[Figure record extracts]

• • • •

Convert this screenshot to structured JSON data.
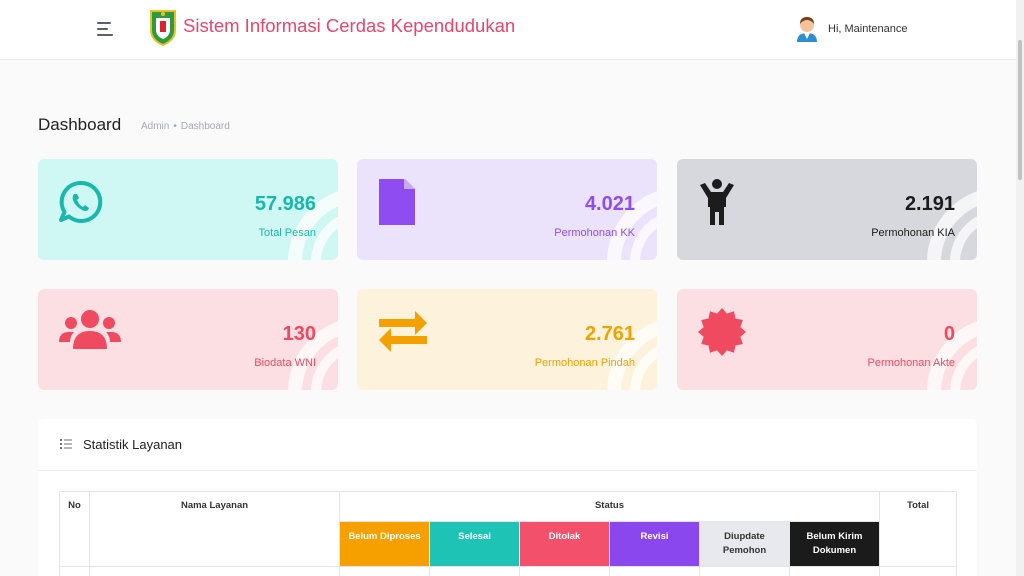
{
  "header": {
    "title": "Sistem Informasi Cerdas Kependudukan",
    "user_greeting": "Hi, Maintenance"
  },
  "page": {
    "title": "Dashboard",
    "breadcrumb": [
      "Admin",
      "Dashboard"
    ]
  },
  "cards": [
    {
      "value": "57.986",
      "label": "Total Pesan",
      "icon": "whatsapp-icon",
      "bg": "#cff7f3",
      "color": "#1ab8aa"
    },
    {
      "value": "4.021",
      "label": "Permohonan KK",
      "icon": "document-icon",
      "bg": "#ebe3fc",
      "color": "#8f4cf0"
    },
    {
      "value": "2.191",
      "label": "Permohonan KIA",
      "icon": "child-icon",
      "bg": "#d7d7de",
      "color": "#1c1c1c"
    },
    {
      "value": "130",
      "label": "Biodata WNI",
      "icon": "users-icon",
      "bg": "#fcdfe3",
      "color": "#ef4a5f"
    },
    {
      "value": "2.761",
      "label": "Permohonan Pindah",
      "icon": "exchange-icon",
      "bg": "#fdf2dc",
      "color": "#f2a100"
    },
    {
      "value": "0",
      "label": "Permohonan Akte",
      "icon": "certificate-icon",
      "bg": "#fcdfe3",
      "color": "#ef4a5f"
    }
  ],
  "stats": {
    "title": "Statistik Layanan",
    "columns": {
      "no": "No",
      "nama": "Nama Layanan",
      "status": "Status",
      "total": "Total"
    },
    "status_columns": [
      {
        "label": "Belum Diproses",
        "bg": "#f6a000",
        "fg": "#ffffff"
      },
      {
        "label": "Selesai",
        "bg": "#1ec3b5",
        "fg": "#ffffff"
      },
      {
        "label": "Ditolak",
        "bg": "#f2506b",
        "fg": "#ffffff"
      },
      {
        "label": "Revisi",
        "bg": "#8a47ee",
        "fg": "#ffffff"
      },
      {
        "label": "Diupdate Pemohon",
        "bg": "#e7e9ee",
        "fg": "#333333"
      },
      {
        "label": "Belum Kirim Dokumen",
        "bg": "#1b1b1b",
        "fg": "#ffffff"
      }
    ]
  }
}
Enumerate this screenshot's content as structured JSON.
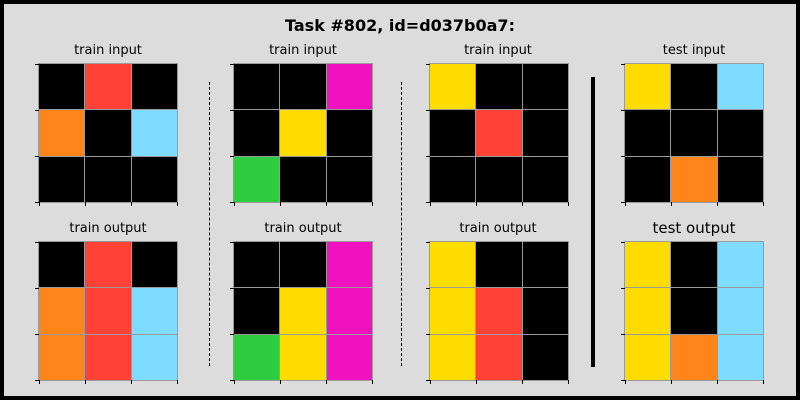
{
  "title": "Task #802, id=d037b0a7:",
  "colors": {
    "0": "#000000",
    "2": "#ff4136",
    "3": "#2ecc40",
    "4": "#ffdc00",
    "6": "#f012be",
    "7": "#ff851b",
    "8": "#7fdbff"
  },
  "panels": [
    {
      "label": "train input",
      "grid": [
        [
          0,
          2,
          0
        ],
        [
          7,
          0,
          8
        ],
        [
          0,
          0,
          0
        ]
      ]
    },
    {
      "label": "train input",
      "grid": [
        [
          0,
          0,
          6
        ],
        [
          0,
          4,
          0
        ],
        [
          3,
          0,
          0
        ]
      ]
    },
    {
      "label": "train input",
      "grid": [
        [
          4,
          0,
          0
        ],
        [
          0,
          2,
          0
        ],
        [
          0,
          0,
          0
        ]
      ]
    },
    {
      "label": "test input",
      "grid": [
        [
          4,
          0,
          8
        ],
        [
          0,
          0,
          0
        ],
        [
          0,
          7,
          0
        ]
      ]
    },
    {
      "label": "train output",
      "grid": [
        [
          0,
          2,
          0
        ],
        [
          7,
          2,
          8
        ],
        [
          7,
          2,
          8
        ]
      ]
    },
    {
      "label": "train output",
      "grid": [
        [
          0,
          0,
          6
        ],
        [
          0,
          4,
          6
        ],
        [
          3,
          4,
          6
        ]
      ]
    },
    {
      "label": "train output",
      "grid": [
        [
          4,
          0,
          0
        ],
        [
          4,
          2,
          0
        ],
        [
          4,
          2,
          0
        ]
      ]
    },
    {
      "label": "test output",
      "grid": [
        [
          4,
          0,
          8
        ],
        [
          4,
          0,
          8
        ],
        [
          4,
          7,
          8
        ]
      ]
    }
  ]
}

• • • •

Every line above should be returned word for word, with the pictures left behind.

> _TASK RESULT_:
Convert this screenshot to structured JSON data.
{
  "header": {
    "title": "Sistem Informasi Cerdas Kependudukan",
    "user_greeting": "Hi, Maintenance"
  },
  "page": {
    "title": "Dashboard",
    "breadcrumb": [
      "Admin",
      "Dashboard"
    ]
  },
  "cards": [
    {
      "value": "57.986",
      "label": "Total Pesan",
      "icon": "whatsapp-icon",
      "bg": "#cff7f3",
      "color": "#1ab8aa"
    },
    {
      "value": "4.021",
      "label": "Permohonan KK",
      "icon": "document-icon",
      "bg": "#ebe3fc",
      "color": "#8f4cf0"
    },
    {
      "value": "2.191",
      "label": "Permohonan KIA",
      "icon": "child-icon",
      "bg": "#d7d7de",
      "color": "#1c1c1c"
    },
    {
      "value": "130",
      "label": "Biodata WNI",
      "icon": "users-icon",
      "bg": "#fcdfe3",
      "color": "#ef4a5f"
    },
    {
      "value": "2.761",
      "label": "Permohonan Pindah",
      "icon": "exchange-icon",
      "bg": "#fdf2dc",
      "color": "#f2a100"
    },
    {
      "value": "0",
      "label": "Permohonan Akte",
      "icon": "certificate-icon",
      "bg": "#fcdfe3",
      "color": "#ef4a5f"
    }
  ],
  "stats": {
    "title": "Statistik Layanan",
    "columns": {
      "no": "No",
      "nama": "Nama Layanan",
      "status": "Status",
      "total": "Total"
    },
    "status_columns": [
      {
        "label": "Belum Diproses",
        "bg": "#f6a000",
        "fg": "#ffffff"
      },
      {
        "label": "Selesai",
        "bg": "#1ec3b5",
        "fg": "#ffffff"
      },
      {
        "label": "Ditolak",
        "bg": "#f2506b",
        "fg": "#ffffff"
      },
      {
        "label": "Revisi",
        "bg": "#8a47ee",
        "fg": "#ffffff"
      },
      {
        "label": "Diupdate Pemohon",
        "bg": "#e7e9ee",
        "fg": "#333333"
      },
      {
        "label": "Belum Kirim Dokumen",
        "bg": "#1b1b1b",
        "fg": "#ffffff"
      }
    ]
  }
}
Enumerate this screenshot's content as structured JSON.
{
  "title": "Task #802, id=d037b0a7:",
  "colors": {
    "0": "#000000",
    "2": "#ff4136",
    "3": "#2ecc40",
    "4": "#ffdc00",
    "6": "#f012be",
    "7": "#ff851b",
    "8": "#7fdbff"
  },
  "panels": [
    {
      "label": "train input",
      "grid": [
        [
          0,
          2,
          0
        ],
        [
          7,
          0,
          8
        ],
        [
          0,
          0,
          0
        ]
      ]
    },
    {
      "label": "train input",
      "grid": [
        [
          0,
          0,
          6
        ],
        [
          0,
          4,
          0
        ],
        [
          3,
          0,
          0
        ]
      ]
    },
    {
      "label": "train input",
      "grid": [
        [
          4,
          0,
          0
        ],
        [
          0,
          2,
          0
        ],
        [
          0,
          0,
          0
        ]
      ]
    },
    {
      "label": "test input",
      "grid": [
        [
          4,
          0,
          8
        ],
        [
          0,
          0,
          0
        ],
        [
          0,
          7,
          0
        ]
      ]
    },
    {
      "label": "train output",
      "grid": [
        [
          0,
          2,
          0
        ],
        [
          7,
          2,
          8
        ],
        [
          7,
          2,
          8
        ]
      ]
    },
    {
      "label": "train output",
      "grid": [
        [
          0,
          0,
          6
        ],
        [
          0,
          4,
          6
        ],
        [
          3,
          4,
          6
        ]
      ]
    },
    {
      "label": "train output",
      "grid": [
        [
          4,
          0,
          0
        ],
        [
          4,
          2,
          0
        ],
        [
          4,
          2,
          0
        ]
      ]
    },
    {
      "label": "test output",
      "grid": [
        [
          4,
          0,
          8
        ],
        [
          4,
          0,
          8
        ],
        [
          4,
          7,
          8
        ]
      ]
    }
  ]
}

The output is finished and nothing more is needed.